### Data records

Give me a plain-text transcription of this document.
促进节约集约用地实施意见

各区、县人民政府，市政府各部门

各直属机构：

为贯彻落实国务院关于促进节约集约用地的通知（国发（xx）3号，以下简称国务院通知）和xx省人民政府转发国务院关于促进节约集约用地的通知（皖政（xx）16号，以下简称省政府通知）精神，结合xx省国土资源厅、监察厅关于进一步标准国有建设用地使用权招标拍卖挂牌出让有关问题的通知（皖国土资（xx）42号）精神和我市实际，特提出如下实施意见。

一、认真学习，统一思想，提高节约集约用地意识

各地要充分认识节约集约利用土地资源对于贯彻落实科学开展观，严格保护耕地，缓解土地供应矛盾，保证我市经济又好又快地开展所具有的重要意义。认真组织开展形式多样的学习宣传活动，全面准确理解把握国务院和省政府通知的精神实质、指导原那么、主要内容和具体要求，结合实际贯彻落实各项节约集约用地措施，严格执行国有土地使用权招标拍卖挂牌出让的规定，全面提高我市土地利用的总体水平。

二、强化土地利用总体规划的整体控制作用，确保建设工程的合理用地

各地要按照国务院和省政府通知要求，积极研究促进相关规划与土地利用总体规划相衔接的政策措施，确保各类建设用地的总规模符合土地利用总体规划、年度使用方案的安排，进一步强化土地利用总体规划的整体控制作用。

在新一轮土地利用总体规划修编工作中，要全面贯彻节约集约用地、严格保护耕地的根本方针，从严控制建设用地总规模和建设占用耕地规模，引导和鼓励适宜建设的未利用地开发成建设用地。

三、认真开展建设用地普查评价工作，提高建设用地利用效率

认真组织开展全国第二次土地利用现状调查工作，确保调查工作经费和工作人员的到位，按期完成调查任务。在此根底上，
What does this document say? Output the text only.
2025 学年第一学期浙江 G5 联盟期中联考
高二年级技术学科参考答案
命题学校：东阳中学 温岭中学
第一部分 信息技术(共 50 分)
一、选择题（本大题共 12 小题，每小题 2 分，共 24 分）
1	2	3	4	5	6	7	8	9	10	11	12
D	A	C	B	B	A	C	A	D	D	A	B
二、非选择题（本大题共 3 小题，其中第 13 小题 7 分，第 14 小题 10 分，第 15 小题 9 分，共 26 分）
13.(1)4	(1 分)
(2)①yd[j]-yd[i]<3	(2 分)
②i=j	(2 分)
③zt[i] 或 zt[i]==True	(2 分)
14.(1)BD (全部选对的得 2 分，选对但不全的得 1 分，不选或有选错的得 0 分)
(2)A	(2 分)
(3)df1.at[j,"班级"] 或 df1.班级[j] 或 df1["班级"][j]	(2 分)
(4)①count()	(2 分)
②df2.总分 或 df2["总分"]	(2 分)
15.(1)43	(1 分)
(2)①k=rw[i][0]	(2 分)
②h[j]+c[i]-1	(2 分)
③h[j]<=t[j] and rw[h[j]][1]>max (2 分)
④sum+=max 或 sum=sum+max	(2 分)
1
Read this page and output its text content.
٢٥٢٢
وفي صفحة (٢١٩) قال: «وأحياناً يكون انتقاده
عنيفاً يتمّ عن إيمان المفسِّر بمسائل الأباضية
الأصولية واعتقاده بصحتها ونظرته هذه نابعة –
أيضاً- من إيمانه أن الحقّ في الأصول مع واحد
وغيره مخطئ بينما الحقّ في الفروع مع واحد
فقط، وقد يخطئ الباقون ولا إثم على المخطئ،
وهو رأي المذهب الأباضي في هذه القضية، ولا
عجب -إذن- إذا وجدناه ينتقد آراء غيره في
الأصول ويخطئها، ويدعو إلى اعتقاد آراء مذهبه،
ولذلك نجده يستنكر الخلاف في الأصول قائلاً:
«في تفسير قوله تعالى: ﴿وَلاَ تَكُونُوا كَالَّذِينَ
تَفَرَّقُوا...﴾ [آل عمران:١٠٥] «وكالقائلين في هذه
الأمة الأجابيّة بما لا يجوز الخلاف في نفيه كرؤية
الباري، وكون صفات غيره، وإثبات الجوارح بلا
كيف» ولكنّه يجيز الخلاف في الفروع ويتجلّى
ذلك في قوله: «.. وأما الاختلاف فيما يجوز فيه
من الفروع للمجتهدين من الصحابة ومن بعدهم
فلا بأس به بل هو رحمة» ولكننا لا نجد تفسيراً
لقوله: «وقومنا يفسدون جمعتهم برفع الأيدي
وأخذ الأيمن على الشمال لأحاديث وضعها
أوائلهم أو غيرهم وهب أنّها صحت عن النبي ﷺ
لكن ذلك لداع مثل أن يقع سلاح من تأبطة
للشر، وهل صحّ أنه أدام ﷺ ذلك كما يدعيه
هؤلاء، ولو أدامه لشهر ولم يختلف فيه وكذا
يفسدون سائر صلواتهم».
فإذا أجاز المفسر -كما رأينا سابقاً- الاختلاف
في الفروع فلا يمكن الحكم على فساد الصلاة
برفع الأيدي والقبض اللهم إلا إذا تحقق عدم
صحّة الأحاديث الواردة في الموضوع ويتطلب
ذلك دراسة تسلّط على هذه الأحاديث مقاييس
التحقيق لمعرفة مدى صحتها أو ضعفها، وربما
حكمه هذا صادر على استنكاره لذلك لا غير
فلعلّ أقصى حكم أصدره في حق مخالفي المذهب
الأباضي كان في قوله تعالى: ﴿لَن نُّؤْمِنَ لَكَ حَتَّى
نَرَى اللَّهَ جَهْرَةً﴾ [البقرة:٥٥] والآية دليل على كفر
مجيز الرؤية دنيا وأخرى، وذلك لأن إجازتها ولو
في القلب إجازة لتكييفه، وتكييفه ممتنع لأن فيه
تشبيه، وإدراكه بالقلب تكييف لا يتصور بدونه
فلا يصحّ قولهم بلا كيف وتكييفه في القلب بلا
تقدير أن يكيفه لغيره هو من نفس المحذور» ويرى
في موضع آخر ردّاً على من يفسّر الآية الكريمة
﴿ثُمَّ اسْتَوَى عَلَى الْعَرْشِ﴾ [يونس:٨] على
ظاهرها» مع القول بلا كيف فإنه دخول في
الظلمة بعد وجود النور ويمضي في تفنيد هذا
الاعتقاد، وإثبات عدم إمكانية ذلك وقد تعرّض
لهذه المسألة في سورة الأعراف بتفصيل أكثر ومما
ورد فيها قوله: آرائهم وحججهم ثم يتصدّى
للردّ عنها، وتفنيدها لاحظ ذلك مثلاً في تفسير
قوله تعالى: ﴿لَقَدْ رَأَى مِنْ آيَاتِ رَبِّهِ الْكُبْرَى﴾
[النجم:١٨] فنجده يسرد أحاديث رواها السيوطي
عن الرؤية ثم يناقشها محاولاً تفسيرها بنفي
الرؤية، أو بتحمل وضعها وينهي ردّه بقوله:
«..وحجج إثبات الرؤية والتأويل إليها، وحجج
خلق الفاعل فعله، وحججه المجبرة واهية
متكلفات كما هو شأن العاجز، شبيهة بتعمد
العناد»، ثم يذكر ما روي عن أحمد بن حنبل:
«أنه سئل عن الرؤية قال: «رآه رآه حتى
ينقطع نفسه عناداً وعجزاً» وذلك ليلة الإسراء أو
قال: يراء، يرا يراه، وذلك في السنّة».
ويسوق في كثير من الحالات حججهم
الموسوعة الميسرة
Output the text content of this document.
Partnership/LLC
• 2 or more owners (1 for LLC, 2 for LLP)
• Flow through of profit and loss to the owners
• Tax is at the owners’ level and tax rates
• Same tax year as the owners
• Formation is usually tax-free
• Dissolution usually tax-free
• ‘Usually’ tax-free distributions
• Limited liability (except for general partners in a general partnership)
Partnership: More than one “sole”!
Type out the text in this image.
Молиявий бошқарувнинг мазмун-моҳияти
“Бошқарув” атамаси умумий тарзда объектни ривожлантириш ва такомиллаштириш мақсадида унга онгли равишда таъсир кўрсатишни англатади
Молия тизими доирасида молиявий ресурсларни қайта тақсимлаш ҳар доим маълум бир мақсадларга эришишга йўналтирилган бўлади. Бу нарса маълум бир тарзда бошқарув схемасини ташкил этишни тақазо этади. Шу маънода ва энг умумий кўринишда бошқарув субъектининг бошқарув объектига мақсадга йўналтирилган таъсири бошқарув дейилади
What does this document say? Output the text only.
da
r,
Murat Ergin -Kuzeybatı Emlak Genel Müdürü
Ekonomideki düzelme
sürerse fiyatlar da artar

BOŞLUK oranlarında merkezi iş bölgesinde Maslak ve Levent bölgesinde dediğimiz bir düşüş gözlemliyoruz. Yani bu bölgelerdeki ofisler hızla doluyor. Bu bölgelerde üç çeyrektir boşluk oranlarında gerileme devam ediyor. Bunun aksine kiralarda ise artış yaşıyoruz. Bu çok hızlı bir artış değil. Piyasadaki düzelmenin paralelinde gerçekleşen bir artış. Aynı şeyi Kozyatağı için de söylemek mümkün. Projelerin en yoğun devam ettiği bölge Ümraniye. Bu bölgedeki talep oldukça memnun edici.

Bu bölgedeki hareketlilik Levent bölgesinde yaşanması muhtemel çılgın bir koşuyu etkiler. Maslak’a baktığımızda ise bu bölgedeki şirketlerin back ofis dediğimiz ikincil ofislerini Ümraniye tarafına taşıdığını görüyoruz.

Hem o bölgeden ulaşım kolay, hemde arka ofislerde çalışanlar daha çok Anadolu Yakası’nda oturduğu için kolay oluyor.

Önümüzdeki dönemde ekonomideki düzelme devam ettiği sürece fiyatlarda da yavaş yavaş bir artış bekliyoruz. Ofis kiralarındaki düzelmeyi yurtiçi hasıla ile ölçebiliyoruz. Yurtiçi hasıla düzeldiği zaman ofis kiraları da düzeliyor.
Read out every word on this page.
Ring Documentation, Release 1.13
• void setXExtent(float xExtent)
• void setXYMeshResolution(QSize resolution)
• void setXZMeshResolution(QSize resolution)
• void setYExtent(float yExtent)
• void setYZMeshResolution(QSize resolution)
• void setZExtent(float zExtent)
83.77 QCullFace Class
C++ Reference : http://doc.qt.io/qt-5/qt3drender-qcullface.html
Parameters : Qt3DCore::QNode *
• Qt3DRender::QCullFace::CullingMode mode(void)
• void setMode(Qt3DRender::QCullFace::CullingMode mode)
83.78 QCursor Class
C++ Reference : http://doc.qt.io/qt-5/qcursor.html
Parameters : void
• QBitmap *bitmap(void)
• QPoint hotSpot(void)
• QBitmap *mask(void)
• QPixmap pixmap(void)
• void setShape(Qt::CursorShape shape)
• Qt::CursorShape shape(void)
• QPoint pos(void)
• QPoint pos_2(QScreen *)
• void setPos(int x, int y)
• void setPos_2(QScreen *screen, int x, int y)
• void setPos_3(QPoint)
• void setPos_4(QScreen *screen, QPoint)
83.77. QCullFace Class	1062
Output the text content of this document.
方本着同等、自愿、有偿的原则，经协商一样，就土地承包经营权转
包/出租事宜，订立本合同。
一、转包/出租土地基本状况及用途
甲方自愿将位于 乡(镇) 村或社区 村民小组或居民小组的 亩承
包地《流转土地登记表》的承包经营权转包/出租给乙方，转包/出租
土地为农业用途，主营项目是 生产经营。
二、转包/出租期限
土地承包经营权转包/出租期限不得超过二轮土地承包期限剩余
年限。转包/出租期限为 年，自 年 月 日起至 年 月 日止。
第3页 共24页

### Job
Filter the records for lines holding the string "shape". Copy each one.

### Written solution
• void setShape(Qt::CursorShape shape)
• Qt::CursorShape shape(void)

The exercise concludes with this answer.